**The input**
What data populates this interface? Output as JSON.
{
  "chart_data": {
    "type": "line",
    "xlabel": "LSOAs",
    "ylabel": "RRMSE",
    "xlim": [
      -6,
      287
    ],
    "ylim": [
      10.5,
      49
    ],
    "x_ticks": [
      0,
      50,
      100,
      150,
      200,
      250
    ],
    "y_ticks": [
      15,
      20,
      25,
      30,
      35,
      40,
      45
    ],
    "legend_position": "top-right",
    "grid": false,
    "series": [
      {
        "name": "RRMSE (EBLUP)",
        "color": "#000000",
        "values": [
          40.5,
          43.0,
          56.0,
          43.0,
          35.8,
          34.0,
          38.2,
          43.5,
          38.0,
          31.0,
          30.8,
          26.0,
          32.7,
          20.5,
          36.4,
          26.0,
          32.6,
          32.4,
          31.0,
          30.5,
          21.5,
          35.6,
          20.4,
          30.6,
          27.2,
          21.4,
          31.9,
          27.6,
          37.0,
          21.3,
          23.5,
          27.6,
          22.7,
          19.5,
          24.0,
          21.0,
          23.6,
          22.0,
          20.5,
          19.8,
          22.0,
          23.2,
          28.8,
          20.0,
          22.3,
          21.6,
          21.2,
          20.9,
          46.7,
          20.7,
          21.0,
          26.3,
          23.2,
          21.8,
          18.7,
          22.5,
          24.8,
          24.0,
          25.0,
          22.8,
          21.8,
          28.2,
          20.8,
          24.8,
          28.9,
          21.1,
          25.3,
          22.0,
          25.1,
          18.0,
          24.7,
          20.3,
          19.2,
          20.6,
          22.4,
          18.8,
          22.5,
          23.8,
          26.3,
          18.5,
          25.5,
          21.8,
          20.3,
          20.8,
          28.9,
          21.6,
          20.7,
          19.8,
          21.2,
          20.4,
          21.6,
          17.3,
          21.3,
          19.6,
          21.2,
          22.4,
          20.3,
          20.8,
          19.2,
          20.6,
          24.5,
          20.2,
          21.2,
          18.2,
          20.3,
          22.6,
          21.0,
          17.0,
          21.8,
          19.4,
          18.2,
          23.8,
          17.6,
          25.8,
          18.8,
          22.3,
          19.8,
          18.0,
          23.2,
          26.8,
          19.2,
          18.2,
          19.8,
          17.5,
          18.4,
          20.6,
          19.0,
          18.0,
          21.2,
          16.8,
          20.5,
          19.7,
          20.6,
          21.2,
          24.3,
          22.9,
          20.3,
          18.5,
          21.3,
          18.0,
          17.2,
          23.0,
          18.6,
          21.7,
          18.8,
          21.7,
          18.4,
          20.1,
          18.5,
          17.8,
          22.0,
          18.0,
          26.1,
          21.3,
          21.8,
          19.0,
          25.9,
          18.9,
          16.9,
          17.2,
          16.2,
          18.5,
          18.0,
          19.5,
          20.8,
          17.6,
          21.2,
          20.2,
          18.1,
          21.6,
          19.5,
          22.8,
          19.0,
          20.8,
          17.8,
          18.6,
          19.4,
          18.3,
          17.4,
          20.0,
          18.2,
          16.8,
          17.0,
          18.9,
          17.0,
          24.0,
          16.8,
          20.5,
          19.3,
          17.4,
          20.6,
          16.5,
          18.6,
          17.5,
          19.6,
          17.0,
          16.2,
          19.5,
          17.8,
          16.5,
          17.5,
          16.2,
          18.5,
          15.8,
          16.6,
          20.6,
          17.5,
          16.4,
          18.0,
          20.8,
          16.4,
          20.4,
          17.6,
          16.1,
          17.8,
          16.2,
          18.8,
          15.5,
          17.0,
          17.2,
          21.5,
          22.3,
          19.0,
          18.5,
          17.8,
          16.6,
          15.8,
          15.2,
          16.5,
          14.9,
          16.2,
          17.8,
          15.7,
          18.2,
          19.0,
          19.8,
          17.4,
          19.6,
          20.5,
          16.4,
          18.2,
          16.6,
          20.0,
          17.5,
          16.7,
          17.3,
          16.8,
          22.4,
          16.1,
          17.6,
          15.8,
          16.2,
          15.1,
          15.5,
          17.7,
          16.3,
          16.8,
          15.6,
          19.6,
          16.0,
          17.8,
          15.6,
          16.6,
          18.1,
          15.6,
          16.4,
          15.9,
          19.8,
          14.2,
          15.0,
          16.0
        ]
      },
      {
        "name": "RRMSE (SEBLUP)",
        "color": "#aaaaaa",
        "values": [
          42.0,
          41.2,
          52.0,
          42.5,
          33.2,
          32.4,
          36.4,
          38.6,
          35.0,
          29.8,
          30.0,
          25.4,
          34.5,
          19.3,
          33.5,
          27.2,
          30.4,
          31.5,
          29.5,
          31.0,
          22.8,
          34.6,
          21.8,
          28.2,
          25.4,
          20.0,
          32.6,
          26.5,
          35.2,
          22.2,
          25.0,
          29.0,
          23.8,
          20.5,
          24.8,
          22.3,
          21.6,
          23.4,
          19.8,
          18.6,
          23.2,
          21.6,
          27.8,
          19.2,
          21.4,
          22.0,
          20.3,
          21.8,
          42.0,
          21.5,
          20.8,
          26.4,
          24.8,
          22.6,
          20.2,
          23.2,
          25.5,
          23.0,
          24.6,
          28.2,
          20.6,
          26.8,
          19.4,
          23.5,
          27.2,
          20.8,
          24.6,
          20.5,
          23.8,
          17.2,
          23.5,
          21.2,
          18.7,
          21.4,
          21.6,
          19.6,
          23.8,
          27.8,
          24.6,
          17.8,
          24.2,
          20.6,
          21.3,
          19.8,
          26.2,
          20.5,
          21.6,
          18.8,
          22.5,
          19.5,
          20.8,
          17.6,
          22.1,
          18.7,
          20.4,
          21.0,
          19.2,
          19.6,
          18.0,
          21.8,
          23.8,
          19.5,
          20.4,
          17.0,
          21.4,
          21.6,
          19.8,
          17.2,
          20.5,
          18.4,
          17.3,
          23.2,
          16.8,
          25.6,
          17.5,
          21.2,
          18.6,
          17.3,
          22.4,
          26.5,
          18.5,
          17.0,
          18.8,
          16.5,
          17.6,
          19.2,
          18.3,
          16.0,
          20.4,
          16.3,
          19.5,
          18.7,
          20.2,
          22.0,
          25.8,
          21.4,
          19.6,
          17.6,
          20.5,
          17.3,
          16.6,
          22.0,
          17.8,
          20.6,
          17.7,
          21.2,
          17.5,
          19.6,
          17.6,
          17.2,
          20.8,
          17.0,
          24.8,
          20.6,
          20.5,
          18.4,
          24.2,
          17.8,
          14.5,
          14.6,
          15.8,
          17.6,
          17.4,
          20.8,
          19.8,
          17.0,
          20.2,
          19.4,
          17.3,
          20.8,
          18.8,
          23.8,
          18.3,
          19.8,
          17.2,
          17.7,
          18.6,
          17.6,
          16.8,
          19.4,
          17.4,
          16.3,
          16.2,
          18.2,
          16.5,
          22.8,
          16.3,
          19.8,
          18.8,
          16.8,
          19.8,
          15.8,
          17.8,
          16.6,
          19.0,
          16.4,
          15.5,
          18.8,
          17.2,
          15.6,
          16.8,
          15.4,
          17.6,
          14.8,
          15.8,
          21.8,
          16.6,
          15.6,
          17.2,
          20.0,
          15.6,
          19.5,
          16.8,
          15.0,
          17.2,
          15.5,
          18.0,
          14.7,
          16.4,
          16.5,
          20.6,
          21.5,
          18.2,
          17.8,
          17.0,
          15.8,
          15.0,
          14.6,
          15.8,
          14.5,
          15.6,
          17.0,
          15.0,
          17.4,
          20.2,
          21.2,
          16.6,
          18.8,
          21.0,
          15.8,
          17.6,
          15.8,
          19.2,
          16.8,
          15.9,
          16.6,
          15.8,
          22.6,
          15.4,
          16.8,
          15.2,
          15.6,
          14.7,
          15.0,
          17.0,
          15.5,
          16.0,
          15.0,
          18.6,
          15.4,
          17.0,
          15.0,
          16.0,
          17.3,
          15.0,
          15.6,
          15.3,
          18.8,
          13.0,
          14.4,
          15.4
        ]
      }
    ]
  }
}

**Problem**
Go through the listing above and pull out each line containing the word "RRMSE".

**Final answer**
    "ylabel": "RRMSE",
        "name": "RRMSE (EBLUP)",
        "name": "RRMSE (SEBLUP)",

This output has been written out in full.